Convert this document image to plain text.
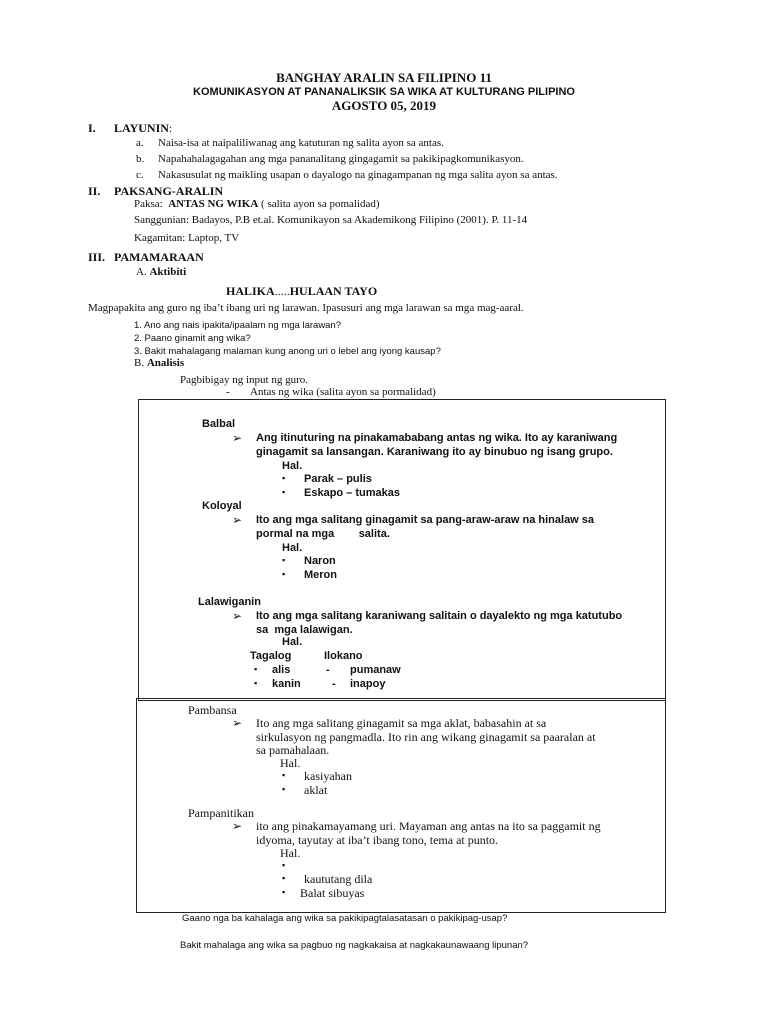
BANGHAY ARALIN SA FILIPINO 11
KOMUNIKASYON AT PANANALIKSIK SA WIKA AT KULTURANG PILIPINO
AGOSTO 05, 2019
I. LAYUNIN:
a. Naisa-isa at naipaliliwanag ang katuturan ng salita ayon sa antas.
b. Napahahalagagahan ang mga pananalitang gingagamit sa pakikipagkomunikasyon.
c. Nakasusulat ng maikling usapan o dayalogo na ginagampanan ng mga salita ayon sa antas.
II. PAKSANG-ARALIN
Paksa: ANTAS NG WIKA ( salita ayon sa pomalidad)
Sanggunian: Badayos, P.B et.al. Komunikayon sa Akademikong Filipino (2001). P. 11-14
Kagamitan: Laptop, TV
III. PAMAMARAAN
A. Aktibiti
HALIKA.....HULAAN TAYO
Magpapakita ang guro ng iba’t ibang uri ng larawan. Ipasusuri ang mga larawan sa mga mag-aaral.
1. Ano ang nais ipakita/ipaalam ng mga larawan?
2. Paano ginamit ang wika?
3. Bakit mahalagang malaman kung anong uri o lebel ang iyong kausap?
B. Analisis
Pagbibigay ng input ng guro.
- Antas ng wika (salita ayon sa pormalidad)
Balbal
➢ Ang itinuturing na pinakamababang antas ng wika. Ito ay karaniwang
ginagamit sa lansangan. Karaniwang ito ay binubuo ng isang grupo.
Hal.
▪ Parak – pulis
▪ Eskapo – tumakas
Koloyal
➢ Ito ang mga salitang ginagamit sa pang-araw-araw na hinalaw sa
pormal na mga        salita.
Hal.
▪ Naron
▪ Meron
Lalawiganin
➢ Ito ang mga salitang karaniwang salitain o dayalekto ng mga katutubo
sa  mga lalawigan.
Hal.
Tagalog	Ilokano
▪ alis	- pumanaw
▪ kanin	- inapoy
Pambansa
➢ Ito ang mga salitang ginagamit sa mga aklat, babasahin at sa
sirkulasyon ng pangmadla. Ito rin ang wikang ginagamit sa paaralan at
sa pamahalaan.
Hal.
▪ kasiyahan
▪ aklat
Pampanitikan
➢ ito ang pinakamayamang uri. Mayaman ang antas na ito sa paggamit ng
idyoma, tayutay at iba’t ibang tono, tema at punto.
Hal.
▪
▪ kaututang dila
▪ Balat sibuyas
Gaano nga ba kahalaga ang wika sa pakikipagtalasatasan o pakikipag-usap?
Bakit mahalaga ang wika sa pagbuo ng nagkakaisa at nagkakaunawaang lipunan?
- - - - -
Pictures are not part of the copy; reproduce everything else in the records exactly.

## [Output for this exercise]
Convert this document image to plain text.
BANGHAY ARALIN SA FILIPINO 11
KOMUNIKASYON AT PANANALIKSIK SA WIKA AT KULTURANG PILIPINO
AGOSTO 05, 2019
I. LAYUNIN:
a. Naisa-isa at naipaliliwanag ang katuturan ng salita ayon sa antas.
b. Napahahalagagahan ang mga pananalitang gingagamit sa pakikipagkomunikasyon.
c. Nakasusulat ng maikling usapan o dayalogo na ginagampanan ng mga salita ayon sa antas.
II. PAKSANG-ARALIN
Paksa: ANTAS NG WIKA ( salita ayon sa pomalidad)
Sanggunian: Badayos, P.B et.al. Komunikayon sa Akademikong Filipino (2001). P. 11-14
Kagamitan: Laptop, TV
III. PAMAMARAAN
A. Aktibiti
HALIKA.....HULAAN TAYO
Magpapakita ang guro ng iba’t ibang uri ng larawan. Ipasusuri ang mga larawan sa mga mag-aaral.
1. Ano ang nais ipakita/ipaalam ng mga larawan?
2. Paano ginamit ang wika?
3. Bakit mahalagang malaman kung anong uri o lebel ang iyong kausap?
B. Analisis
Pagbibigay ng input ng guro.
- Antas ng wika (salita ayon sa pormalidad)
Balbal
➢ Ang itinuturing na pinakamababang antas ng wika. Ito ay karaniwang
ginagamit sa lansangan. Karaniwang ito ay binubuo ng isang grupo.
Hal.
▪ Parak – pulis
▪ Eskapo – tumakas
Koloyal
➢ Ito ang mga salitang ginagamit sa pang-araw-araw na hinalaw sa
pormal na mga        salita.
Hal.
▪ Naron
▪ Meron
Lalawiganin
➢ Ito ang mga salitang karaniwang salitain o dayalekto ng mga katutubo
sa  mga lalawigan.
Hal.
Tagalog	Ilokano
▪ alis	- pumanaw
▪ kanin	- inapoy
Pambansa
➢ Ito ang mga salitang ginagamit sa mga aklat, babasahin at sa
sirkulasyon ng pangmadla. Ito rin ang wikang ginagamit sa paaralan at
sa pamahalaan.
Hal.
▪ kasiyahan
▪ aklat
Pampanitikan
➢ ito ang pinakamayamang uri. Mayaman ang antas na ito sa paggamit ng
idyoma, tayutay at iba’t ibang tono, tema at punto.
Hal.
▪
▪ kaututang dila
▪ Balat sibuyas
Gaano nga ba kahalaga ang wika sa pakikipagtalasatasan o pakikipag-usap?
Bakit mahalaga ang wika sa pagbuo ng nagkakaisa at nagkakaunawaang lipunan?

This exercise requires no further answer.